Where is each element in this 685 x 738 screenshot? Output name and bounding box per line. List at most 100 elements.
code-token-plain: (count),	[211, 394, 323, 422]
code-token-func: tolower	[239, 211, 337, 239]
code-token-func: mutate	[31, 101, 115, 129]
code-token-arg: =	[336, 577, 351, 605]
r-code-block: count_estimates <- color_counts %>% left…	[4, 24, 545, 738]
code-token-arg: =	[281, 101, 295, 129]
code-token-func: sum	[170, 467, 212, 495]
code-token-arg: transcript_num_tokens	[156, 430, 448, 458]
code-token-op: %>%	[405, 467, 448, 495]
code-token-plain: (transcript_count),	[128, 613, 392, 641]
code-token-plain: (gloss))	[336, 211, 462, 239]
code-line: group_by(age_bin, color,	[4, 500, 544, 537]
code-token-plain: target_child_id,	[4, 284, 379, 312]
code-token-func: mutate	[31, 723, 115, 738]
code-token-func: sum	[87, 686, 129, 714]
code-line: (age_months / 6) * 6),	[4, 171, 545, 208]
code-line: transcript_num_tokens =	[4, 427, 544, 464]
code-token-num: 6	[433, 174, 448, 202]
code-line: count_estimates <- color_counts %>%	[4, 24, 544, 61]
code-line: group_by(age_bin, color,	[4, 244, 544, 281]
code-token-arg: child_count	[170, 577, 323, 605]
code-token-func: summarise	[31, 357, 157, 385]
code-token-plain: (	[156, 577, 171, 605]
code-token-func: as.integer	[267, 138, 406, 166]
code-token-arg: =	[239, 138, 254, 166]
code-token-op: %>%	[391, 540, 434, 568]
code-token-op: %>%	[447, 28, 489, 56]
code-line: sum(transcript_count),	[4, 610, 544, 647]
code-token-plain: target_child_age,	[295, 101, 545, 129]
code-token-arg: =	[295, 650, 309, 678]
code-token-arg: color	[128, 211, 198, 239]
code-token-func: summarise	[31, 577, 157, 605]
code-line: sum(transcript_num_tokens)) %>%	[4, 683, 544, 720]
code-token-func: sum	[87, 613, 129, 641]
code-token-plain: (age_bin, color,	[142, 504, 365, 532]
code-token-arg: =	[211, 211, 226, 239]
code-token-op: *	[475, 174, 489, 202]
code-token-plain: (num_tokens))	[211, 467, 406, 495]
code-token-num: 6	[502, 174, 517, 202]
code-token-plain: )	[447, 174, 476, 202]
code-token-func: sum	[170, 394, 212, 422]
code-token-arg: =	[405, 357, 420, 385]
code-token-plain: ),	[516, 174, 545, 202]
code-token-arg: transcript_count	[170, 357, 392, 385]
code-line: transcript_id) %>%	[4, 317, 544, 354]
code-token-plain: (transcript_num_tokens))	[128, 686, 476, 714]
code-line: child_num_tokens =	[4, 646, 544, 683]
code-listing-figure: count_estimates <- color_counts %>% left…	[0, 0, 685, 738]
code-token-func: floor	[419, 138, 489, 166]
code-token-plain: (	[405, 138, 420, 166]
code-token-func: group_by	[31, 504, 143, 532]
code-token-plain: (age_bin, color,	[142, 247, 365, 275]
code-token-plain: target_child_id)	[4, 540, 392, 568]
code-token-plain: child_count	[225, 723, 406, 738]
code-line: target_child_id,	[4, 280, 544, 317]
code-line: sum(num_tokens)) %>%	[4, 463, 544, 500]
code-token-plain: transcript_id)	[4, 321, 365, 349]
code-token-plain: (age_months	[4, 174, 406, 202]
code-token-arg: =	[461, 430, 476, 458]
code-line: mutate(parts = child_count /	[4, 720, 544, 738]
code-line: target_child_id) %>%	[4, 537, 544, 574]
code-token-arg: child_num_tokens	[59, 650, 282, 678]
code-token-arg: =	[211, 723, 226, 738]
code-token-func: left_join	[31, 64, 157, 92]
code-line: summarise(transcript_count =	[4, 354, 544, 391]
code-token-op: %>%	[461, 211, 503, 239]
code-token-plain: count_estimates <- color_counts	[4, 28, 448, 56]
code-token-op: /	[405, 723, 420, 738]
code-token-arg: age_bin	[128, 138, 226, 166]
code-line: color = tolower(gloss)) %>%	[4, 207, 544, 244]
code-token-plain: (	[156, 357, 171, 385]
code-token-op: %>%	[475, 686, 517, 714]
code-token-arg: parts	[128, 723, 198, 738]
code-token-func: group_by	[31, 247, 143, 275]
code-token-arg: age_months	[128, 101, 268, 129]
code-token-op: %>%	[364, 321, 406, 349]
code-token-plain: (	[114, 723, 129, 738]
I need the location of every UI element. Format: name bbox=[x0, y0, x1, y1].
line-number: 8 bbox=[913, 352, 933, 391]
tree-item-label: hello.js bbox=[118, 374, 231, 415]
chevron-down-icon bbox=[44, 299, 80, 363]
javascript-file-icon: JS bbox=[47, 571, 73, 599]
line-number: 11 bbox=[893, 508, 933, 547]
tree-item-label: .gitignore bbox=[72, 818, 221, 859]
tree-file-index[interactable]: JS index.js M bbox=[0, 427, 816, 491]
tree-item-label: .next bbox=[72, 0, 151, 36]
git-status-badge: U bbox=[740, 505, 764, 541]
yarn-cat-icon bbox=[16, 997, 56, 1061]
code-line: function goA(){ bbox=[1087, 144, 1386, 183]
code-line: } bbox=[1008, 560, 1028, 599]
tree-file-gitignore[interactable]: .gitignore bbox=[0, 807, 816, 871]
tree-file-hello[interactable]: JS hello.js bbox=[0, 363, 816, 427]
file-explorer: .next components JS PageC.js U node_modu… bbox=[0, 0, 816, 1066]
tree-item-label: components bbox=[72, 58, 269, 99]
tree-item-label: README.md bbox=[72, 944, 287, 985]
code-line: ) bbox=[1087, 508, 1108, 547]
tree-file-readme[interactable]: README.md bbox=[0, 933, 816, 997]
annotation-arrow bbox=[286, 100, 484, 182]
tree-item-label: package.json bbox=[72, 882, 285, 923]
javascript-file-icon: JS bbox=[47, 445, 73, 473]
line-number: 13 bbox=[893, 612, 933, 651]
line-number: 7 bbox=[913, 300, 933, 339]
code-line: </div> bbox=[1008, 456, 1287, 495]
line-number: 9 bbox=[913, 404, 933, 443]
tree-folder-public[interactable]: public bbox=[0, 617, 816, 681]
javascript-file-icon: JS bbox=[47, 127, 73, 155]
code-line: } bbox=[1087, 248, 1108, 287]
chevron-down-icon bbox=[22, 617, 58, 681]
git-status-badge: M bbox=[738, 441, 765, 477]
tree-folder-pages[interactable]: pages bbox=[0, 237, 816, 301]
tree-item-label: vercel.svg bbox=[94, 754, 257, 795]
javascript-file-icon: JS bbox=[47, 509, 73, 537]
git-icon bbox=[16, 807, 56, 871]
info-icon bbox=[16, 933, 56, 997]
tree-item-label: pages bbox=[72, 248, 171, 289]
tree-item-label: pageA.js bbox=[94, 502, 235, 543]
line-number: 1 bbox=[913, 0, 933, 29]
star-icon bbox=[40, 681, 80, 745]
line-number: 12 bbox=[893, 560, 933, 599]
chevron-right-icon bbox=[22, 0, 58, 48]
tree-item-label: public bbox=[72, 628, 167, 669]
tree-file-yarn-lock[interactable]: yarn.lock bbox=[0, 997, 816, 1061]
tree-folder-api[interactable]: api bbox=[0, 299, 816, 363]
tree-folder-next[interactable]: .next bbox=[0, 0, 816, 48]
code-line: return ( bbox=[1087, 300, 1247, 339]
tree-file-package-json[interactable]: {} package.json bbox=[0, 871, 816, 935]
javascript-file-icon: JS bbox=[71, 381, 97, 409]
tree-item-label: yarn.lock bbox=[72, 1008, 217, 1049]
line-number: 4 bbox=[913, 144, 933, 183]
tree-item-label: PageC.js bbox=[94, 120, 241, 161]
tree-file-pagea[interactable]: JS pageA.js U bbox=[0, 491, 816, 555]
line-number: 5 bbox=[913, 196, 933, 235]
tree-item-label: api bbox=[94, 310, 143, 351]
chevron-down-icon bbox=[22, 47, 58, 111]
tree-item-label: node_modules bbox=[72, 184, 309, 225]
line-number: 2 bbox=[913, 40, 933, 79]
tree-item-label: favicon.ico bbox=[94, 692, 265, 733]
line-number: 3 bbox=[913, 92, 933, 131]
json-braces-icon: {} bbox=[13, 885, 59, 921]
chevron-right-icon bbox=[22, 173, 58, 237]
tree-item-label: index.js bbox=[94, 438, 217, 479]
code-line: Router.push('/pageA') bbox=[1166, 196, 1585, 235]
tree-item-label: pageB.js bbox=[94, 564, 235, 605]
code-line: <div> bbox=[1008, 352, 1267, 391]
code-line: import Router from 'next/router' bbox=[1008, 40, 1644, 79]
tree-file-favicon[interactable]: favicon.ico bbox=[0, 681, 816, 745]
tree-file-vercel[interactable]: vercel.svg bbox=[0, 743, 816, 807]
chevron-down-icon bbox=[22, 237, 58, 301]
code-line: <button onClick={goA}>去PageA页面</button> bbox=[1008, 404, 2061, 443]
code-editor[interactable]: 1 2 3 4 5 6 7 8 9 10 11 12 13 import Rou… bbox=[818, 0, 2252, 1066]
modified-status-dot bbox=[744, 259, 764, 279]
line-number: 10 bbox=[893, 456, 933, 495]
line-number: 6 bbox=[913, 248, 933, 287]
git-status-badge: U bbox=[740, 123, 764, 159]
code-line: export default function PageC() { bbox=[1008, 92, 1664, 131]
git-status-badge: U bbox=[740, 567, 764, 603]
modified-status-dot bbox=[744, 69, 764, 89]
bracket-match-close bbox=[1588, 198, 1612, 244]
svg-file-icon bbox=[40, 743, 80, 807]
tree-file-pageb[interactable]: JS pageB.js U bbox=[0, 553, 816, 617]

**********

WHAT YOU WILL DO
Please copy out the records word for word, beginning with their first line and stopping after the line that contains "613, 392, 641]", with both of those lines included.

RESULT FOR THIS EXERCISE
Where is each element in this 685 x 738 screenshot? Output name and bounding box per line. List at most 100 elements.
code-token-plain: (count),	[211, 394, 323, 422]
code-token-func: tolower	[239, 211, 337, 239]
code-token-func: mutate	[31, 101, 115, 129]
code-token-arg: =	[336, 577, 351, 605]
r-code-block: count_estimates <- color_counts %>% left…	[4, 24, 545, 738]
code-token-arg: =	[281, 101, 295, 129]
code-token-func: sum	[170, 467, 212, 495]
code-token-arg: transcript_num_tokens	[156, 430, 448, 458]
code-token-op: %>%	[405, 467, 448, 495]
code-token-plain: (transcript_count),	[128, 613, 392, 641]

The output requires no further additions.